[Goal] Locate each line containing the string "efbcbc" and copy it out.

▬▬▬▬▬▬

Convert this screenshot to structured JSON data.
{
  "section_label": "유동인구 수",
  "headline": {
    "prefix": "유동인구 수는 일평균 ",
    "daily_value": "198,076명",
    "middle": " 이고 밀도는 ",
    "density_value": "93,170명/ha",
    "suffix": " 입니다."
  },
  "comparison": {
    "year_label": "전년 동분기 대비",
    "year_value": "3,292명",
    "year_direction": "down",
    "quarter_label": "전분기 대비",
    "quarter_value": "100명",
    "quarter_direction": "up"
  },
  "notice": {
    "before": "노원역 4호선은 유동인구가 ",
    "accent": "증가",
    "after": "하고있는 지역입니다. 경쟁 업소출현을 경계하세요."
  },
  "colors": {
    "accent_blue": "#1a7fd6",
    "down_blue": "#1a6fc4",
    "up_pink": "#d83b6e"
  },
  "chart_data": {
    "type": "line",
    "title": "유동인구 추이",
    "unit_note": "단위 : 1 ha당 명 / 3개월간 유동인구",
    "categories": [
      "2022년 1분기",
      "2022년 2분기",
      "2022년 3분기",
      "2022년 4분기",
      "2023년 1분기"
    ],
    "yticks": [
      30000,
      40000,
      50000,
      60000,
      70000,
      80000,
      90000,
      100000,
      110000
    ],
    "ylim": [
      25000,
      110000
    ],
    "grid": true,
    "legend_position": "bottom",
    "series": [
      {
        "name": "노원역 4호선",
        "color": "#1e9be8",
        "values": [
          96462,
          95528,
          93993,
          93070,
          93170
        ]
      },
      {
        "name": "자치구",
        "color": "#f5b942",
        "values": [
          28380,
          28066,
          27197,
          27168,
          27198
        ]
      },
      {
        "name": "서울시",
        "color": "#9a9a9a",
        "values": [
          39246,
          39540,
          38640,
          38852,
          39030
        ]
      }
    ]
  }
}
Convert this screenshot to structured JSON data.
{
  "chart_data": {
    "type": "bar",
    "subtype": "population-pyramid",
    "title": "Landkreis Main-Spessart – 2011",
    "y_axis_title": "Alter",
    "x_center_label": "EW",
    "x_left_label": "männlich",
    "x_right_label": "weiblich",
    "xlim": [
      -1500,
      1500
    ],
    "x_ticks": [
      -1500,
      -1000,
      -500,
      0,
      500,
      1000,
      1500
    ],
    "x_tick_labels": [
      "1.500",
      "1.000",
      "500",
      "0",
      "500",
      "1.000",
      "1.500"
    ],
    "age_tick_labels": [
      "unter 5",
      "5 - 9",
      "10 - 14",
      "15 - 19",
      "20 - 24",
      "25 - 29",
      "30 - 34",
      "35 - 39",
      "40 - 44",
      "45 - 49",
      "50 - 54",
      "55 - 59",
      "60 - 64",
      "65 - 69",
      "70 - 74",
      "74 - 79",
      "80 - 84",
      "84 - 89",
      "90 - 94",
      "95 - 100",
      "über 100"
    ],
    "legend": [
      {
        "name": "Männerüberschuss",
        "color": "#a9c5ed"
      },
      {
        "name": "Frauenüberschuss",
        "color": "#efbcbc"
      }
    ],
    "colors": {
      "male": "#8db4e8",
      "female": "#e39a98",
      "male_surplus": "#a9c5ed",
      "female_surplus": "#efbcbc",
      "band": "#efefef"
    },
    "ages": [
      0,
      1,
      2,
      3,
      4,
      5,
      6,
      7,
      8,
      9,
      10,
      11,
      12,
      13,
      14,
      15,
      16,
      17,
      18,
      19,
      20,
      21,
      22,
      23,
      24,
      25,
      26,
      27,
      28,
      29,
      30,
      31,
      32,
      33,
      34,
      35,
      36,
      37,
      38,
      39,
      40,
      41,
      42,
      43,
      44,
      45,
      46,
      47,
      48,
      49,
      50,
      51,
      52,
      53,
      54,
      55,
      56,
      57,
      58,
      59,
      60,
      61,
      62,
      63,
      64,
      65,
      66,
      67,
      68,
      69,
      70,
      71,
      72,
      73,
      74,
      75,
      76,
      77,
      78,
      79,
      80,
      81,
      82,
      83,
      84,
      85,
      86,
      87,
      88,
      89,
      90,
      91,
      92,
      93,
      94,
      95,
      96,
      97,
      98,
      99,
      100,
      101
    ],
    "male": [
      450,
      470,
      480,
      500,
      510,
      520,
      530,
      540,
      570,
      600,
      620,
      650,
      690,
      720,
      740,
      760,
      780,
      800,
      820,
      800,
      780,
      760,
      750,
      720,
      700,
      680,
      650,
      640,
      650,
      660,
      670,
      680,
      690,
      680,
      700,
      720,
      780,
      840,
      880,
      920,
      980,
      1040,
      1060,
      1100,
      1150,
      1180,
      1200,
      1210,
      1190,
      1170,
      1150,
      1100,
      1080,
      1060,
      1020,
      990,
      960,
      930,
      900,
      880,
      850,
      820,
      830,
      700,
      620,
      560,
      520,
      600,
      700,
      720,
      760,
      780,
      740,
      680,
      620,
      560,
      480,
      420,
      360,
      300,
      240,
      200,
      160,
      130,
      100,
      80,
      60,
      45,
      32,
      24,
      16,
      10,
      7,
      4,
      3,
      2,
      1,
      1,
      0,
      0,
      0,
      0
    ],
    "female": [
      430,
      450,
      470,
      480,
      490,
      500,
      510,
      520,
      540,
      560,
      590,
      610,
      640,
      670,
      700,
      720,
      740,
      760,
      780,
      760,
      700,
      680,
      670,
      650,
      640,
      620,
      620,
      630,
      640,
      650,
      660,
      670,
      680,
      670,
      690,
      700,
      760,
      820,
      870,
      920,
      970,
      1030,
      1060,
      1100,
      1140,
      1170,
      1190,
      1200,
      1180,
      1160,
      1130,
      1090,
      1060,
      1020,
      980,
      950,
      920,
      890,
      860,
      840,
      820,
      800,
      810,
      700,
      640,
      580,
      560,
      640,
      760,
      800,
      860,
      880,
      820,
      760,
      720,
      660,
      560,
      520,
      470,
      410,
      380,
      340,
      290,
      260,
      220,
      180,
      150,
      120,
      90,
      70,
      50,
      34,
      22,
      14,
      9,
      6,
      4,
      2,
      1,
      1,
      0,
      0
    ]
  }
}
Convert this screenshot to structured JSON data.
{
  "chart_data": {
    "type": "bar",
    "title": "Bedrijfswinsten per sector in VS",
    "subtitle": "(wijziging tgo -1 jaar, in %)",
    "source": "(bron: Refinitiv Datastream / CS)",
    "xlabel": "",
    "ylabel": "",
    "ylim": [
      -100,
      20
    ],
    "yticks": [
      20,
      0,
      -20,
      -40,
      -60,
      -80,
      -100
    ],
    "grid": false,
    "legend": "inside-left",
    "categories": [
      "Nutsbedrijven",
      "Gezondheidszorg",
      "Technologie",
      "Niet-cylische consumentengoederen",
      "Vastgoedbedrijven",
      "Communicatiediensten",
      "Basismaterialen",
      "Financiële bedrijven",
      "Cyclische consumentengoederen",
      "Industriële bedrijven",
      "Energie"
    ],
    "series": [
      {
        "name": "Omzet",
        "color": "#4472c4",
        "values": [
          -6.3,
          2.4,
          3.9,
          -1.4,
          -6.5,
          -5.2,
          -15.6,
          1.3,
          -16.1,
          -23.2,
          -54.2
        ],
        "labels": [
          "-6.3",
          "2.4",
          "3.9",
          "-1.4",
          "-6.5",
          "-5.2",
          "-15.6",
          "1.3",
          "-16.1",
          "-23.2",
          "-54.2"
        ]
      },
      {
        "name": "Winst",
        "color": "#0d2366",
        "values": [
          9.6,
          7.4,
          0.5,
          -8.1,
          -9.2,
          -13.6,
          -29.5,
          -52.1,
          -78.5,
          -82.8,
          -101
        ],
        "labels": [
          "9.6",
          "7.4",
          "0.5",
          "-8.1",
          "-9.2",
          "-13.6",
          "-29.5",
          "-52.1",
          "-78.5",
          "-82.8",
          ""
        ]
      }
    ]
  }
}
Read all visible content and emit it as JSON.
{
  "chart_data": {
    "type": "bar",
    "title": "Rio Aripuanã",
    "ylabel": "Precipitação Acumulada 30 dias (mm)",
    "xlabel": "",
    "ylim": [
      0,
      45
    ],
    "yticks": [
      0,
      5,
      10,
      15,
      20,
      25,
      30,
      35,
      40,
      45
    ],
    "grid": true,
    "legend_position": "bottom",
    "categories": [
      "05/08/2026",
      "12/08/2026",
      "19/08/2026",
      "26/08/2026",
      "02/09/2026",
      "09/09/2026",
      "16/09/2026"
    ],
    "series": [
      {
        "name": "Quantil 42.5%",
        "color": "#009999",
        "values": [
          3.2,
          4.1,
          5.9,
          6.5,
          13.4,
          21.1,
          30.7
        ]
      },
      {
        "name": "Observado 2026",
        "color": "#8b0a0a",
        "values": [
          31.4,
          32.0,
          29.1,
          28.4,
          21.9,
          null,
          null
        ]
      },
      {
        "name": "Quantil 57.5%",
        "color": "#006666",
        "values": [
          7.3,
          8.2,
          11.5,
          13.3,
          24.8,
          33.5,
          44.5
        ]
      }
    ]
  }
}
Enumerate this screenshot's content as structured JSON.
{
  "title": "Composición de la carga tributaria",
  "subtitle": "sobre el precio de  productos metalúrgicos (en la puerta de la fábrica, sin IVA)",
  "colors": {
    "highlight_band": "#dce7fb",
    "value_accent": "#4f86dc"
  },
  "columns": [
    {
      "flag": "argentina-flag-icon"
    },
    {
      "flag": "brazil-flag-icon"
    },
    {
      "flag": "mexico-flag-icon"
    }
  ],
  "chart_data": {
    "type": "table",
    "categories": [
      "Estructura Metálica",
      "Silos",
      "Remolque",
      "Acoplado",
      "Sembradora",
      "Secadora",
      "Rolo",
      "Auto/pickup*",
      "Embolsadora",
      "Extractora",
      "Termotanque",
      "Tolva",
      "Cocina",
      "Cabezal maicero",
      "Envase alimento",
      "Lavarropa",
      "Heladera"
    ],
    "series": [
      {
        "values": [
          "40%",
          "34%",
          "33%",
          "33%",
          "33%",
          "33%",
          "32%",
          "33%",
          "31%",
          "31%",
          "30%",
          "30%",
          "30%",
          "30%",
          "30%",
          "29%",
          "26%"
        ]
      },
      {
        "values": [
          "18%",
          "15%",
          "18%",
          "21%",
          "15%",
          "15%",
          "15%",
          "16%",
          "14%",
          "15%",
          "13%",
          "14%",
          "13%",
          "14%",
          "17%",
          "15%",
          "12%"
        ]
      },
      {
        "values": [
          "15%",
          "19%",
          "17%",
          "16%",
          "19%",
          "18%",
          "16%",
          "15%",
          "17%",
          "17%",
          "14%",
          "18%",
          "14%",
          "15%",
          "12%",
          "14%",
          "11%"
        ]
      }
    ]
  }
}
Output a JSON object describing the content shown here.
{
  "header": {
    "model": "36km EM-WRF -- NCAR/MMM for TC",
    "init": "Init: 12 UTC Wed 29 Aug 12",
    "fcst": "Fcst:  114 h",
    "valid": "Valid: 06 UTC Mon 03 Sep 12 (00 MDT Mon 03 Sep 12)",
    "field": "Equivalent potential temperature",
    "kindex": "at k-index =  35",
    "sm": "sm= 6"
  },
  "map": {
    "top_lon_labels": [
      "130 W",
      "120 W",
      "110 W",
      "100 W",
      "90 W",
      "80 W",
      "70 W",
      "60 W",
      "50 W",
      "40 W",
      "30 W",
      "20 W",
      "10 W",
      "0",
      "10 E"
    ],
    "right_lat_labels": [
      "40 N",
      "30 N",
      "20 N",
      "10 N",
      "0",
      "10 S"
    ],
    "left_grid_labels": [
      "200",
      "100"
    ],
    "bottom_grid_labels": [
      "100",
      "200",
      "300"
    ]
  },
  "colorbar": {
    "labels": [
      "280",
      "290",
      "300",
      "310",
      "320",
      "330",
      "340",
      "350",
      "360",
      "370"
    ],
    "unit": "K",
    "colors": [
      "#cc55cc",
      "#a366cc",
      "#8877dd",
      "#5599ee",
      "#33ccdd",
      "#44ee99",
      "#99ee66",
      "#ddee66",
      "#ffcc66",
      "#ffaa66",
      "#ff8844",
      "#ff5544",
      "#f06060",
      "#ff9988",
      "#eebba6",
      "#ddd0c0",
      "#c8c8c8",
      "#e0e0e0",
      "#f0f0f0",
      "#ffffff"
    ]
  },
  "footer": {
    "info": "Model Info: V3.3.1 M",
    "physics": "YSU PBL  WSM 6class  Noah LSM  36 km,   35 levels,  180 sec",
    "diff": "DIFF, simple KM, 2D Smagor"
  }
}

▬▬▬▬▬▬

[Answer in full]
        "color": "#efbcbc"
      "female_surplus": "#efbcbc",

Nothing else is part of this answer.